Texto para leitura >>

Procurada pela Folha, a Presidência da República não informou até a conclusão desta edição o motivo da ausência do jornal no processo de licitação e o critério técnico adotado.
“Determinei que todo o governo federal rescinda e cancele a assinatura da Folha de
S.Paulo. A ordem que eu dei [é que] nenhum órgão do meu governo vai receber o jornal Folha de S.Paulo aqui em Brasília. Está determinado. É o que eu posso fazer, mas nada além disso”, disse Bolsonaro, em entrevista à TV Bandeirantes, em outubro.
À época, entidades de imprensa se manifestaram contra a declaração de Bolsonaro. Além de repudiar a fala, organizações que representam o setor e a sociedade civil consideraram que a medida atenta contra a liberdade de expressão e os princípios que regem a administração pública.
Na ocasião, o Ministério Público de Contas, que atua perante o TCU (Tribunal de Contas da União), pediu à corte que apure possível desvio de finalidade na ordem do presidente.
Em representação, o subprocurador-geral do órgão junto ao tribunal, Lucas Rocha Furtado, pediu também que a determinação fosse suspensa por meio de uma medida cautelar. Com base na representação, o tribunal abriu um processo para analisar a conduta do presidente. O caso ainda não foi julgado
O anúncio de Bolsonaro em outubro provocou reação de leitores. Menos de 12 horas depois da declaração, o número de novas assinaturas da Folha já era o quíntuplo da média para o período.
Muitos dos que se manifestaram em redes sociais avaliaram que a declaração contra o jornal se tornou um estímulo para novos assinantes, que viram a atitude de Bolsonaro como censura e relatam que decidiram assinar o jornal para fortalecer a imprensa livre, independente e imparcial.

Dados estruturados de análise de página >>

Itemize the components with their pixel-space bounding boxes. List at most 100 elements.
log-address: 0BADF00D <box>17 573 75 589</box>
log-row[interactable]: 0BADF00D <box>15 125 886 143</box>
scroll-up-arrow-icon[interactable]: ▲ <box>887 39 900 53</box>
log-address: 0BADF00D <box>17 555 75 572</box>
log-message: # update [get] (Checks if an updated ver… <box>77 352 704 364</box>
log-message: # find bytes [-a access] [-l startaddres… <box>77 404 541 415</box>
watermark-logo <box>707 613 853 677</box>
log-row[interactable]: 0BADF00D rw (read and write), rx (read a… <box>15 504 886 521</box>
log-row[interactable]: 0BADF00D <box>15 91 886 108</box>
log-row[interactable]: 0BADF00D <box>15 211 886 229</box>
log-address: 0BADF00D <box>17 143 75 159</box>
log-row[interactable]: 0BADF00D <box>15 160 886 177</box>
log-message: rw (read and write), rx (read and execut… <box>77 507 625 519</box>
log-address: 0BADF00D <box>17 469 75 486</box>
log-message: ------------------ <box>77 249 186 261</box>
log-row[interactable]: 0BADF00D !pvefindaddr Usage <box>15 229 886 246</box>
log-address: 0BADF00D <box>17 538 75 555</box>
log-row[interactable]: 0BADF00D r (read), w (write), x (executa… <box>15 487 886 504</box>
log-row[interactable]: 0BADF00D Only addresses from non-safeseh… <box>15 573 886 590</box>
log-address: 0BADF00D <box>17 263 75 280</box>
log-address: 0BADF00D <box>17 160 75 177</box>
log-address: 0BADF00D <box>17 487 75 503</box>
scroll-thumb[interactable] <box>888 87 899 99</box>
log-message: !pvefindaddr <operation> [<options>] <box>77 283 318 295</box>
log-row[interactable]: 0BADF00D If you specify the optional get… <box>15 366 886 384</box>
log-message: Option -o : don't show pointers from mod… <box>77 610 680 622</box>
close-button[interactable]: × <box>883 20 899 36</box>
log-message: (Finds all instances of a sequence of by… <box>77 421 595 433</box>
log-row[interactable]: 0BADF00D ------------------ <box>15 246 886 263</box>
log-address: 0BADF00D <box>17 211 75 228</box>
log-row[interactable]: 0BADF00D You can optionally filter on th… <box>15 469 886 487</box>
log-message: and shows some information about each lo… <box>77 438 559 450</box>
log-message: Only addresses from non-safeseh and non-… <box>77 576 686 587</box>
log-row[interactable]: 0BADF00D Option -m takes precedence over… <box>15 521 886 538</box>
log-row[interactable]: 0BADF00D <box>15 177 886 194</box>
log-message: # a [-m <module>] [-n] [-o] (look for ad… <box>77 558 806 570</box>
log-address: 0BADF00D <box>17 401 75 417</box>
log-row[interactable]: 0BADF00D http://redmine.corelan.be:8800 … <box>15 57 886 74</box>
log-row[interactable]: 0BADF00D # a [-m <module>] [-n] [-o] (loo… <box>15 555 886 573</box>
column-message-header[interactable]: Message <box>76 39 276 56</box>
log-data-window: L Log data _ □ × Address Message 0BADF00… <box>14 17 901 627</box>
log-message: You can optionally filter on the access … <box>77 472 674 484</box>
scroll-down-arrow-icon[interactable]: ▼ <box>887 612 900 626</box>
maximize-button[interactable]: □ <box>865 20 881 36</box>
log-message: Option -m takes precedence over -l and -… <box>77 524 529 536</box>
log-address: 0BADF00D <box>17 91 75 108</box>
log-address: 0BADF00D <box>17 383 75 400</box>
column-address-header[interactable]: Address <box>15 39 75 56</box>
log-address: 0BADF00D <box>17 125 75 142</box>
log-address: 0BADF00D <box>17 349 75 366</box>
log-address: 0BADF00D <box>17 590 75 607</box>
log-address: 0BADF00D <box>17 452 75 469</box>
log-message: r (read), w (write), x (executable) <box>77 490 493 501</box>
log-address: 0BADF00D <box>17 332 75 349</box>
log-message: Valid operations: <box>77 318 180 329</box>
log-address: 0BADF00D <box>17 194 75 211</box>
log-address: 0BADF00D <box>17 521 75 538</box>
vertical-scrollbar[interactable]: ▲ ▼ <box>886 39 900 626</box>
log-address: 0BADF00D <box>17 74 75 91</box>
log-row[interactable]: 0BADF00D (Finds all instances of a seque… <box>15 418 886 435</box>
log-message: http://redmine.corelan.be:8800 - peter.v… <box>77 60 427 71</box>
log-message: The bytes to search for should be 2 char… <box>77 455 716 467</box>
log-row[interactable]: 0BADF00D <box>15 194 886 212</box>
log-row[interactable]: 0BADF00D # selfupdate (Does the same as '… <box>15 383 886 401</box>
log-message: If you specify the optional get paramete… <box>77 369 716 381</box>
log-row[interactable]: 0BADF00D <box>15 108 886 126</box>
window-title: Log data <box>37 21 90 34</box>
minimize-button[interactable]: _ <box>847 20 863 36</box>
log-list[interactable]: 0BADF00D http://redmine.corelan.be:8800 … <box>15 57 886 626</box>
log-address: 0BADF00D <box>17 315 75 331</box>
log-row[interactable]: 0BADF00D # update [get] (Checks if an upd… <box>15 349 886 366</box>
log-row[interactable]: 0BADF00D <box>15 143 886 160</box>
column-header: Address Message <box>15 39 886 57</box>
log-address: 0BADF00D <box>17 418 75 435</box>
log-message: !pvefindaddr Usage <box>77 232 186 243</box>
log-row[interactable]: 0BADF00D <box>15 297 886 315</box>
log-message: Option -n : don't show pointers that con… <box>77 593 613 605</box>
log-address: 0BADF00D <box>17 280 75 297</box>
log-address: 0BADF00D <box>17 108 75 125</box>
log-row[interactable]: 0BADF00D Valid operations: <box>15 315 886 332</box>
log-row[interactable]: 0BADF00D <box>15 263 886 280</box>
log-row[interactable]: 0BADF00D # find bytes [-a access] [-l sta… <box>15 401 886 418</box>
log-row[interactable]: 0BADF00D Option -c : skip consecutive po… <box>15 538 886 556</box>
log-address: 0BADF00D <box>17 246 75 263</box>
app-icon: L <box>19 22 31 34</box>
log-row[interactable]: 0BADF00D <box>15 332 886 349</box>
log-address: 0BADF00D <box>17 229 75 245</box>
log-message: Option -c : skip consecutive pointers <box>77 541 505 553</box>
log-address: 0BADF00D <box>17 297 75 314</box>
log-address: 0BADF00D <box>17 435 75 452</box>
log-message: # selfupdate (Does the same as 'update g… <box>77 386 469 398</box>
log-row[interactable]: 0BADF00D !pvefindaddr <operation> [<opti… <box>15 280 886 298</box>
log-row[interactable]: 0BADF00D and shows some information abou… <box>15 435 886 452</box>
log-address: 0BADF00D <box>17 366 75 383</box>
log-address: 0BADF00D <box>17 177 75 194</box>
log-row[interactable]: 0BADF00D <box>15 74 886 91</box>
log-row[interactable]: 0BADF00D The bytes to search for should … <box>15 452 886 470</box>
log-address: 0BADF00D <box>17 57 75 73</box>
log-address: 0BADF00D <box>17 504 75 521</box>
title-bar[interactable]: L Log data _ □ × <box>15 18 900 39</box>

Tarefa >> Extraia do texto sobre a Folha e a ordem de Bolsonaro tudo o que vai de "Em representação, o" até "independente e imparcial.", sem mudar nada.

Resposta >>
Em representação, o subprocurador-geral do órgão junto ao tribunal, Lucas Rocha Furtado, pediu também que a determinação fosse suspensa por meio de uma medida cautelar. Com base na representação, o tribunal abriu um processo para analisar a conduta do presidente. O caso ainda não foi julgado
O anúncio de Bolsonaro em outubro provocou reação de leitores. Menos de 12 horas depois da declaração, o número de novas assinaturas da Folha já era o quíntuplo da média para o período.
Muitos dos que se manifestaram em redes sociais avaliaram que a declaração contra o jornal se tornou um estímulo para novos assinantes, que viram a atitude de Bolsonaro como censura e relatam que decidiram assinar o jornal para fortalecer a imprensa livre, independente e imparcial.